• _Task prompt_: Gather the lines from the material that contain "this".
--
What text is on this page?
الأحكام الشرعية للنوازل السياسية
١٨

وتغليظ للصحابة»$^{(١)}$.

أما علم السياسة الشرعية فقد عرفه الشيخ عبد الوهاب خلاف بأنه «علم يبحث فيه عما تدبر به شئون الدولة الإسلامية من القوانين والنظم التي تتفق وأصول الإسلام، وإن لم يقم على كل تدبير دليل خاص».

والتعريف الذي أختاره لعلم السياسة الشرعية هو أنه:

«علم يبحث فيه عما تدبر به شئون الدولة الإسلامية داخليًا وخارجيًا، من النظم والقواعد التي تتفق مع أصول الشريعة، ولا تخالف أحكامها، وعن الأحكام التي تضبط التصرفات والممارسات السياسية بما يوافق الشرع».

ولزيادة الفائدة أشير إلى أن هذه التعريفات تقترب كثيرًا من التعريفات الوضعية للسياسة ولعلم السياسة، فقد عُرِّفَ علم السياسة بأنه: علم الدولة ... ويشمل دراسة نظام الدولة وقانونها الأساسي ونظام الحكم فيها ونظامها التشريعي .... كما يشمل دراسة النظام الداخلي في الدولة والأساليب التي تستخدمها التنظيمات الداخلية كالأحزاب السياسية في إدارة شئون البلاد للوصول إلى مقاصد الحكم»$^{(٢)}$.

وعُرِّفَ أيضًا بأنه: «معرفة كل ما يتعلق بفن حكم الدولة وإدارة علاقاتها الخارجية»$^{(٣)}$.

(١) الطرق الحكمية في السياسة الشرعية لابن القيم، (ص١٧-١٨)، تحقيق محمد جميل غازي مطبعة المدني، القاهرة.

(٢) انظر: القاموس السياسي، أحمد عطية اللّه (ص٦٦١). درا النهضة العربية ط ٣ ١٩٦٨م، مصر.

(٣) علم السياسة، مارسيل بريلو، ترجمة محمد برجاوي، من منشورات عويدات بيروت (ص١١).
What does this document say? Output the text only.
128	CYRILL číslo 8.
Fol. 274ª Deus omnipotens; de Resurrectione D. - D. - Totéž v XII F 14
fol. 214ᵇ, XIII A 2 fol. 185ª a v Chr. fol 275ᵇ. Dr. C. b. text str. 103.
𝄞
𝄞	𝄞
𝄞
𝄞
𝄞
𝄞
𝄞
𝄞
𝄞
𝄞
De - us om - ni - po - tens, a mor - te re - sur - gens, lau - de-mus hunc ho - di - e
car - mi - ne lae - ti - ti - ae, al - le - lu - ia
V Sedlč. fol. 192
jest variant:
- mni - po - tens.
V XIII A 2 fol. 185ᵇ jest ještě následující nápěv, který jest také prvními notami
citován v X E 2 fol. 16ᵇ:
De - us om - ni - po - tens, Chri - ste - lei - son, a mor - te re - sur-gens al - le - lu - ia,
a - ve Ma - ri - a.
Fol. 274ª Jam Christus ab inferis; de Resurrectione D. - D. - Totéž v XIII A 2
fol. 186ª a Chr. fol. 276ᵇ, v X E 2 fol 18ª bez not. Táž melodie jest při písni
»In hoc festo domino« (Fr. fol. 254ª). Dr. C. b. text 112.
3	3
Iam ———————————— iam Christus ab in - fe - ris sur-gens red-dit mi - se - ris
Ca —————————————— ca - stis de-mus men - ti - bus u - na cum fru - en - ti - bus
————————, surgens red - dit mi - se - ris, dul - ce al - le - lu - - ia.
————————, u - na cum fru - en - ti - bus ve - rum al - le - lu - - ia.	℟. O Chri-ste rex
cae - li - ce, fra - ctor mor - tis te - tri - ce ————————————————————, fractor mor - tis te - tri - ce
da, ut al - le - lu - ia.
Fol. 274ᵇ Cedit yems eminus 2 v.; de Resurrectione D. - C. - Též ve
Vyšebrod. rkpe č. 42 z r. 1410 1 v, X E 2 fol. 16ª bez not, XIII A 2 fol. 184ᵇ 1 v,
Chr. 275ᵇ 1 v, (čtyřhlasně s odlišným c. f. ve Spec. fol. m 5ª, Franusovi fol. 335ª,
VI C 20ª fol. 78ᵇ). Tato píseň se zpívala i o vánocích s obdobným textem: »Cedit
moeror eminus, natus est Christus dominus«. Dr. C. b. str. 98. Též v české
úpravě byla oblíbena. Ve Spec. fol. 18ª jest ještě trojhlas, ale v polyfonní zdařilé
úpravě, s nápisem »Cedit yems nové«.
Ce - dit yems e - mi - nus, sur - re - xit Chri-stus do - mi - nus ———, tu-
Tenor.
--
• _Result below_:
What text is on this page?
What does this document say? Output the text only.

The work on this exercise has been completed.